Reproduce the lines of the listing below, character for character, from its first line through the line containing "287, 461, 294]". Include both of those lines.

[Source data]
..............................
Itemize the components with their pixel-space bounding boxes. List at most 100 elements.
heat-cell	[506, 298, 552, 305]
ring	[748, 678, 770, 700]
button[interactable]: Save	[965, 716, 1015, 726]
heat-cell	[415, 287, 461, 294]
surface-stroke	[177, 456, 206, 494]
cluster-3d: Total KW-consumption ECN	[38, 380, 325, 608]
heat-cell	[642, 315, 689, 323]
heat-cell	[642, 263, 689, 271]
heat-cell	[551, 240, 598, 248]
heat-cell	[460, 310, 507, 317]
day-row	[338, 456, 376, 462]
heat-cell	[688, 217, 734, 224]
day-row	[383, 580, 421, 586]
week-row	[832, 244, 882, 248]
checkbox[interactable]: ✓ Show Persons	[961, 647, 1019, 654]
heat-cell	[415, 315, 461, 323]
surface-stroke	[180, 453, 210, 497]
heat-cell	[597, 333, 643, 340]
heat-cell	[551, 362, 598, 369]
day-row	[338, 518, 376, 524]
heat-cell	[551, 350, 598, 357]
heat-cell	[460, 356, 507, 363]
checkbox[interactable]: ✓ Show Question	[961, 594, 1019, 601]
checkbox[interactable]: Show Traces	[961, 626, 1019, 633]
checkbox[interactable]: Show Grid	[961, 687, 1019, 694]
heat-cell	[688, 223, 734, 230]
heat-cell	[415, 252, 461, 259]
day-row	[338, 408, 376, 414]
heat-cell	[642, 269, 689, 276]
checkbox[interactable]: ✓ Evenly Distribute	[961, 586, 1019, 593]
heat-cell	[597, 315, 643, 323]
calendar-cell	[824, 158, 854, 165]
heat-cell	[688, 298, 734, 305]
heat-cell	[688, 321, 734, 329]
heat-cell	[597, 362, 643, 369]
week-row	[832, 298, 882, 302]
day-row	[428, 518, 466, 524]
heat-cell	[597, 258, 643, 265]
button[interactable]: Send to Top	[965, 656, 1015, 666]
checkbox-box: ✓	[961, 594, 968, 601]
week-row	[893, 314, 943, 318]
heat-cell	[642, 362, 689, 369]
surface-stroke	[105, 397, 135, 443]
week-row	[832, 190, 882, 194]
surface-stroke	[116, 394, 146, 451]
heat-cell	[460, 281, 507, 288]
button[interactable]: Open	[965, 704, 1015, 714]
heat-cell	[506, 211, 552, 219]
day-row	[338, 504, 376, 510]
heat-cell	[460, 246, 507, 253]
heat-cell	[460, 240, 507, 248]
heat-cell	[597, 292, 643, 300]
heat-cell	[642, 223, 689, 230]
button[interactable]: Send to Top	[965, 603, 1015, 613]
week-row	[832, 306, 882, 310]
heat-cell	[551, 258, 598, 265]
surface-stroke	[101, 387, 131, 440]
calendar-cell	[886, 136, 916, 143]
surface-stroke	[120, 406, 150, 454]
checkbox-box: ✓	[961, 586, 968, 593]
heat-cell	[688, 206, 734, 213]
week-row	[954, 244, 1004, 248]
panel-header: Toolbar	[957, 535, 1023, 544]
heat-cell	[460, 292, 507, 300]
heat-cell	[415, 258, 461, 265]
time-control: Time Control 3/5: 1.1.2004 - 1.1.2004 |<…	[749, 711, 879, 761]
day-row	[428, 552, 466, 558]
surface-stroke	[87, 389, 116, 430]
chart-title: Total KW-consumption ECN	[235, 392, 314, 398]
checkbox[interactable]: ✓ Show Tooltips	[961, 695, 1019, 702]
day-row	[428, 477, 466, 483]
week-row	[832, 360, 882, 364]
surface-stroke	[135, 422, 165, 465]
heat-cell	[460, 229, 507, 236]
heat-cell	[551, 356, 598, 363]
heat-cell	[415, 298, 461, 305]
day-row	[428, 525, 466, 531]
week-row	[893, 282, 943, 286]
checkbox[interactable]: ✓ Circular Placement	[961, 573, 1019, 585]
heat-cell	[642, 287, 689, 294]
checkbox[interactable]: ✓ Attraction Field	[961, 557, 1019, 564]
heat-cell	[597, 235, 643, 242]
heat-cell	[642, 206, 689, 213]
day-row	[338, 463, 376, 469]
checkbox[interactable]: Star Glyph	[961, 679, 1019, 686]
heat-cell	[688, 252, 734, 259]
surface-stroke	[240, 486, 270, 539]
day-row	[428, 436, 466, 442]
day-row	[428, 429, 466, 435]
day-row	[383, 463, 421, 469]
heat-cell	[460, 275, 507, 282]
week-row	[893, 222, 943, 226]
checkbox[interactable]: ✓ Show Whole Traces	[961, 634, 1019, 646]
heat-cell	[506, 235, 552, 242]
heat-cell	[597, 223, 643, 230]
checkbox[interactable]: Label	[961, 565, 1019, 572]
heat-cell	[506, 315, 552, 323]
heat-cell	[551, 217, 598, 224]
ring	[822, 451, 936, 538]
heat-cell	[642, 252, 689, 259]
..............................
> **RESPONSE TO THIS EXERCISE**:
Itemize the components with their pixel-space bounding boxes. List at most 100 elements.
heat-cell	[506, 298, 552, 305]
ring	[748, 678, 770, 700]
button[interactable]: Save	[965, 716, 1015, 726]
heat-cell	[415, 287, 461, 294]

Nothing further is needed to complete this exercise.